### PROBLEM TO SOLVE
Restate every entry word for word.

■ ■ ■ ■ ■ ■ ■

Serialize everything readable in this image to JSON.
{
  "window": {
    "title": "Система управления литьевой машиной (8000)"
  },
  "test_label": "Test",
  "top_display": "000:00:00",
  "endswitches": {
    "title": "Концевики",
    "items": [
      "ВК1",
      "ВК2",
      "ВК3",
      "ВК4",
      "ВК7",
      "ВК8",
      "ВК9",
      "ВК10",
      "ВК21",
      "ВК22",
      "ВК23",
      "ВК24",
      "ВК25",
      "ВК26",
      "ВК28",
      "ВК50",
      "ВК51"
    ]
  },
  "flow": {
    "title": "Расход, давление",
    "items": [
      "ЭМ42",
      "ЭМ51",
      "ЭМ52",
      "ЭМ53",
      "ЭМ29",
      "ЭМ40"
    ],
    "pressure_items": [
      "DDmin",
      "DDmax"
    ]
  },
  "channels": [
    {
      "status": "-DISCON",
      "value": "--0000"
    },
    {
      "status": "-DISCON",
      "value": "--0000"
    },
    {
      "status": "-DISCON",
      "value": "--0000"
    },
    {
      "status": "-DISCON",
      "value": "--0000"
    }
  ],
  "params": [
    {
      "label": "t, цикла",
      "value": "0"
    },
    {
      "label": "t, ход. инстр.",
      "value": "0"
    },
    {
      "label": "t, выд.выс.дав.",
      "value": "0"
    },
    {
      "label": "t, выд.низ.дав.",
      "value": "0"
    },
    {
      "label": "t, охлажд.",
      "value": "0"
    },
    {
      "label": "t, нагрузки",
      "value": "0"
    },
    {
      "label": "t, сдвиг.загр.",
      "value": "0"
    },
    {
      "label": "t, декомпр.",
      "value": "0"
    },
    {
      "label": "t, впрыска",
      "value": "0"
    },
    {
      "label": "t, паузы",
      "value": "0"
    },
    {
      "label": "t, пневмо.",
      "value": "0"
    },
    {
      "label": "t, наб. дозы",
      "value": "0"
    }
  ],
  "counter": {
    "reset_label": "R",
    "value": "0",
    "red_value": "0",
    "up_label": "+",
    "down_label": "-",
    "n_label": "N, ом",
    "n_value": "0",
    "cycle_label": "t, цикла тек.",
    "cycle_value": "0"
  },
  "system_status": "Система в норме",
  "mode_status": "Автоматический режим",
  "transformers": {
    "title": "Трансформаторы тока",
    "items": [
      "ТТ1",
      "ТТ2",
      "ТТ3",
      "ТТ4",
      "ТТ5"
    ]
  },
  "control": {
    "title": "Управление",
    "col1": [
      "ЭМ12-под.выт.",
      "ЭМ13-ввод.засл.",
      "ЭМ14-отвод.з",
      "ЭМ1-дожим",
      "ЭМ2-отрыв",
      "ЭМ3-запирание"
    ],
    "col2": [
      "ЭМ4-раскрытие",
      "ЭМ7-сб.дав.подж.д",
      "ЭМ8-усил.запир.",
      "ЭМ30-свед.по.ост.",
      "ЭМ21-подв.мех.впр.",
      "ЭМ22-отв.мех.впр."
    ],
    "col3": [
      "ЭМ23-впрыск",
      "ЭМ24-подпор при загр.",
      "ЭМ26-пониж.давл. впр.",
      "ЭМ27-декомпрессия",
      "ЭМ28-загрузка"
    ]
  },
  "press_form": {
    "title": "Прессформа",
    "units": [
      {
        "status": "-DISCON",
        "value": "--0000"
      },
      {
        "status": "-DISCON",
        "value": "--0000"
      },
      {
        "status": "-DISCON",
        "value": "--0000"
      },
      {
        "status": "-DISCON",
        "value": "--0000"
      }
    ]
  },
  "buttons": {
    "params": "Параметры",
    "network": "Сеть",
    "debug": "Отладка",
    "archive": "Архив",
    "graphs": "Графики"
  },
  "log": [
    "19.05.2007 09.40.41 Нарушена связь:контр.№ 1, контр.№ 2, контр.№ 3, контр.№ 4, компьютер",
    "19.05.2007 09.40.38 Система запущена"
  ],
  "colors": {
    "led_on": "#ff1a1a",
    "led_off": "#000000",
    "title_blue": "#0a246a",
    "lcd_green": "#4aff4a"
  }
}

■ ■ ■ ■ ■ ■ ■

### EXPECTED ANSWER
Serialize everything readable in this image to JSON.
{
  "window": {
    "title": "Система управления литьевой машиной (8000)"
  },
  "test_label": "Test",
  "top_display": "000:00:00",
  "endswitches": {
    "title": "Концевики",
    "items": [
      "ВК1",
      "ВК2",
      "ВК3",
      "ВК4",
      "ВК7",
      "ВК8",
      "ВК9",
      "ВК10",
      "ВК21",
      "ВК22",
      "ВК23",
      "ВК24",
      "ВК25",
      "ВК26",
      "ВК28",
      "ВК50",
      "ВК51"
    ]
  },
  "flow": {
    "title": "Расход, давление",
    "items": [
      "ЭМ42",
      "ЭМ51",
      "ЭМ52",
      "ЭМ53",
      "ЭМ29",
      "ЭМ40"
    ],
    "pressure_items": [
      "DDmin",
      "DDmax"
    ]
  },
  "channels": [
    {
      "status": "-DISCON",
      "value": "--0000"
    },
    {
      "status": "-DISCON",
      "value": "--0000"
    },
    {
      "status": "-DISCON",
      "value": "--0000"
    },
    {
      "status": "-DISCON",
      "value": "--0000"
    }
  ],
  "params": [
    {
      "label": "t, цикла",
      "value": "0"
    },
    {
      "label": "t, ход. инстр.",
      "value": "0"
    },
    {
      "label": "t, выд.выс.дав.",
      "value": "0"
    },
    {
      "label": "t, выд.низ.дав.",
      "value": "0"
    },
    {
      "label": "t, охлажд.",
      "value": "0"
    },
    {
      "label": "t, нагрузки",
      "value": "0"
    },
    {
      "label": "t, сдвиг.загр.",
      "value": "0"
    },
    {
      "label": "t, декомпр.",
      "value": "0"
    },
    {
      "label": "t, впрыска",
      "value": "0"
    },
    {
      "label": "t, паузы",
      "value": "0"
    },
    {
      "label": "t, пневмо.",
      "value": "0"
    },
    {
      "label": "t, наб. дозы",
      "value": "0"
    }
  ],
  "counter": {
    "reset_label": "R",
    "value": "0",
    "red_value": "0",
    "up_label": "+",
    "down_label": "-",
    "n_label": "N, ом",
    "n_value": "0",
    "cycle_label": "t, цикла тек.",
    "cycle_value": "0"
  },
  "system_status": "Система в норме",
  "mode_status": "Автоматический режим",
  "transformers": {
    "title": "Трансформаторы тока",
    "items": [
      "ТТ1",
      "ТТ2",
      "ТТ3",
      "ТТ4",
      "ТТ5"
    ]
  },
  "control": {
    "title": "Управление",
    "col1": [
      "ЭМ12-под.выт.",
      "ЭМ13-ввод.засл.",
      "ЭМ14-отвод.з",
      "ЭМ1-дожим",
      "ЭМ2-отрыв",
      "ЭМ3-запирание"
    ],
    "col2": [
      "ЭМ4-раскрытие",
      "ЭМ7-сб.дав.подж.д",
      "ЭМ8-усил.запир.",
      "ЭМ30-свед.по.ост.",
      "ЭМ21-подв.мех.впр.",
      "ЭМ22-отв.мех.впр."
    ],
    "col3": [
      "ЭМ23-впрыск",
      "ЭМ24-подпор при загр.",
      "ЭМ26-пониж.давл. впр.",
      "ЭМ27-декомпрессия",
      "ЭМ28-загрузка"
    ]
  },
  "press_form": {
    "title": "Прессформа",
    "units": [
      {
        "status": "-DISCON",
        "value": "--0000"
      },
      {
        "status": "-DISCON",
        "value": "--0000"
      },
      {
        "status": "-DISCON",
        "value": "--0000"
      },
      {
        "status": "-DISCON",
        "value": "--0000"
      }
    ]
  },
  "buttons": {
    "params": "Параметры",
    "network": "Сеть",
    "debug": "Отладка",
    "archive": "Архив",
    "graphs": "Графики"
  },
  "log": [
    "19.05.2007 09.40.41 Нарушена связь:контр.№ 1, контр.№ 2, контр.№ 3, контр.№ 4, компьютер",
    "19.05.2007 09.40.38 Система запущена"
  ],
  "colors": {
    "led_on": "#ff1a1a",
    "led_off": "#000000",
    "title_blue": "#0a246a",
    "lcd_green": "#4aff4a"
  }
}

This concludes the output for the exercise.